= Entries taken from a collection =
......

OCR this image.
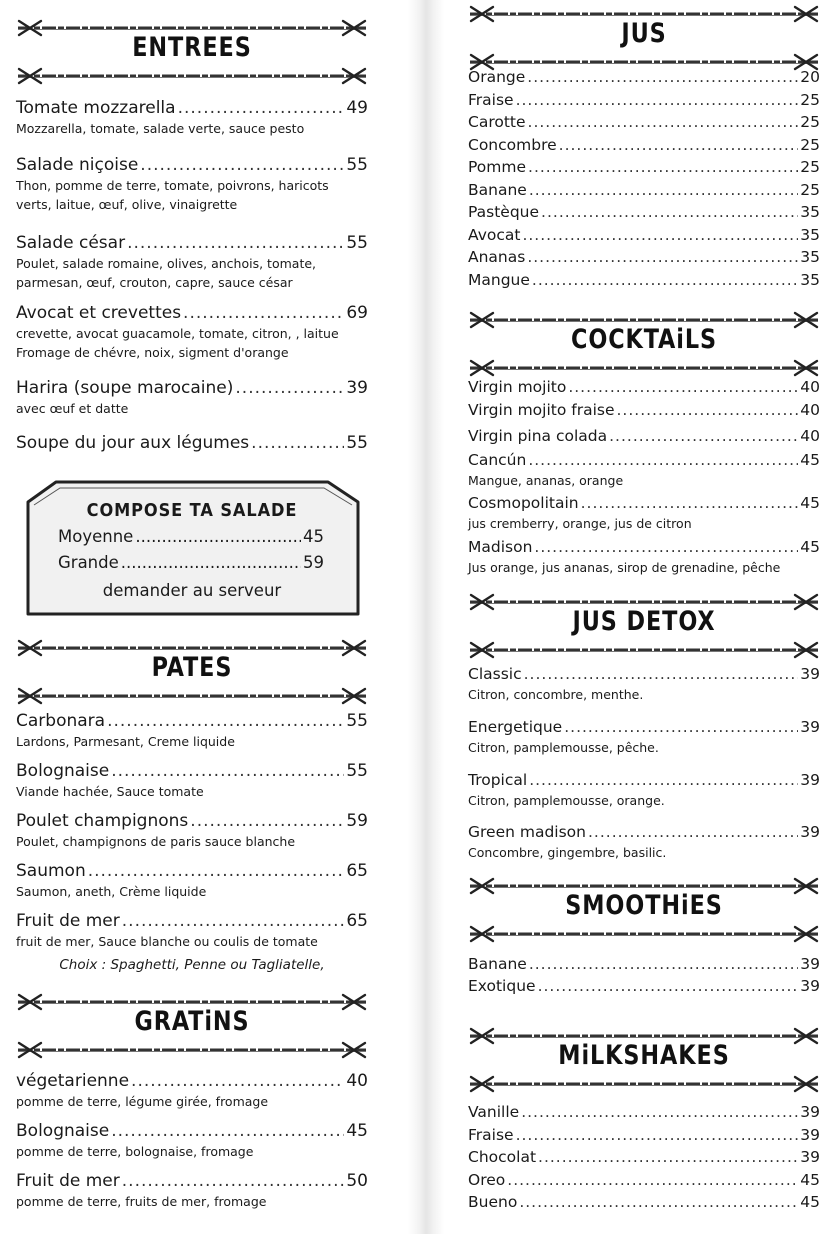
ENTREES
Tomate mozzarella .....	49
Mozzarella, tomate, salade verte, sauce pesto
Salade niçoise .....	55
Thon, pomme de terre, tomate, poivrons, haricots
verts, laitue, œuf, olive, vinaigrette
Salade césar .....	55
Poulet, salade romaine, olives, anchois, tomate,
parmesan, œuf, crouton, capre, sauce césar
Avocat et crevettes .....	69
crevette, avocat guacamole, tomate, citron, , laitue
Fromage de chévre, noix, sigment d'orange
Harira (soupe marocaine) .....	39
avec œuf et datte
Soupe du jour aux légumes .....	55
COMPOSE TA SALADE
Moyenne .....	45
Grande .....	59
demander au serveur
PATES
Carbonara .....	55
Lardons, Parmesant, Creme liquide
Bolognaise .....	55
Viande hachée, Sauce tomate
Poulet champignons .....	59
Poulet, champignons de paris sauce blanche
Saumon .....	65
Saumon, aneth, Crème liquide
Fruit de mer .....	65
fruit de mer, Sauce blanche ou coulis de tomate
Choix : Spaghetti, Penne ou Tagliatelle,
GRATiNS
végetarienne .....	40
pomme de terre, légume girée, fromage
Bolognaise .....	45
pomme de terre, bolognaise, fromage
Fruit de mer .....	50
pomme de terre, fruits de mer, fromage
JUS
Orange .....	20
Fraise .....	25
Carotte .....	25
Concombre .....	25
Pomme .....	25
Banane .....	25
Pastèque .....	35
Avocat .....	35
Ananas .....	35
Mangue .....	35
COCKTAiLS
Virgin mojito .....	40
Virgin mojito fraise .....	40
Virgin pina colada .....	40
Cancún .....	45
Mangue, ananas, orange
Cosmopolitain .....	45
jus cremberry, orange, jus de citron
Madison .....	45
Jus orange, jus ananas, sirop de grenadine, pêche
JUS DETOX
Classic .....	39
Citron, concombre, menthe.
Energetique .....	39
Citron, pamplemousse, pêche.
Tropical .....	39
Citron, pamplemousse, orange.
Green madison .....	39
Concombre, gingembre, basilic.
SMOOTHiES
Banane .....	39
Exotique .....	39
MiLKSHAKES
Vanille .....	39
Fraise .....	39
Chocolat .....	39
Oreo .....	45
Bueno .....	45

......

= EXERCISE GOAL =
The records shown above are to be repeated exactly, with the pictures left out.

= REPLY TO THE TASK =
OCR this image.
ENTREES
Tomate mozzarella .....	49
Mozzarella, tomate, salade verte, sauce pesto
Salade niçoise .....	55
Thon, pomme de terre, tomate, poivrons, haricots
verts, laitue, œuf, olive, vinaigrette
Salade césar .....	55
Poulet, salade romaine, olives, anchois, tomate,
parmesan, œuf, crouton, capre, sauce césar
Avocat et crevettes .....	69
crevette, avocat guacamole, tomate, citron, , laitue
Fromage de chévre, noix, sigment d'orange
Harira (soupe marocaine) .....	39
avec œuf et datte
Soupe du jour aux légumes .....	55
COMPOSE TA SALADE
Moyenne .....	45
Grande .....	59
demander au serveur
PATES
Carbonara .....	55
Lardons, Parmesant, Creme liquide
Bolognaise .....	55
Viande hachée, Sauce tomate
Poulet champignons .....	59
Poulet, champignons de paris sauce blanche
Saumon .....	65
Saumon, aneth, Crème liquide
Fruit de mer .....	65
fruit de mer, Sauce blanche ou coulis de tomate
Choix : Spaghetti, Penne ou Tagliatelle,
GRATiNS
végetarienne .....	40
pomme de terre, légume girée, fromage
Bolognaise .....	45
pomme de terre, bolognaise, fromage
Fruit de mer .....	50
pomme de terre, fruits de mer, fromage
JUS
Orange .....	20
Fraise .....	25
Carotte .....	25
Concombre .....	25
Pomme .....	25
Banane .....	25
Pastèque .....	35
Avocat .....	35
Ananas .....	35
Mangue .....	35
COCKTAiLS
Virgin mojito .....	40
Virgin mojito fraise .....	40
Virgin pina colada .....	40
Cancún .....	45
Mangue, ananas, orange
Cosmopolitain .....	45
jus cremberry, orange, jus de citron
Madison .....	45
Jus orange, jus ananas, sirop de grenadine, pêche
JUS DETOX
Classic .....	39
Citron, concombre, menthe.
Energetique .....	39
Citron, pamplemousse, pêche.
Tropical .....	39
Citron, pamplemousse, orange.
Green madison .....	39
Concombre, gingembre, basilic.
SMOOTHiES
Banane .....	39
Exotique .....	39
MiLKSHAKES
Vanille .....	39
Fraise .....	39
Chocolat .....	39
Oreo .....	45
Bueno .....	45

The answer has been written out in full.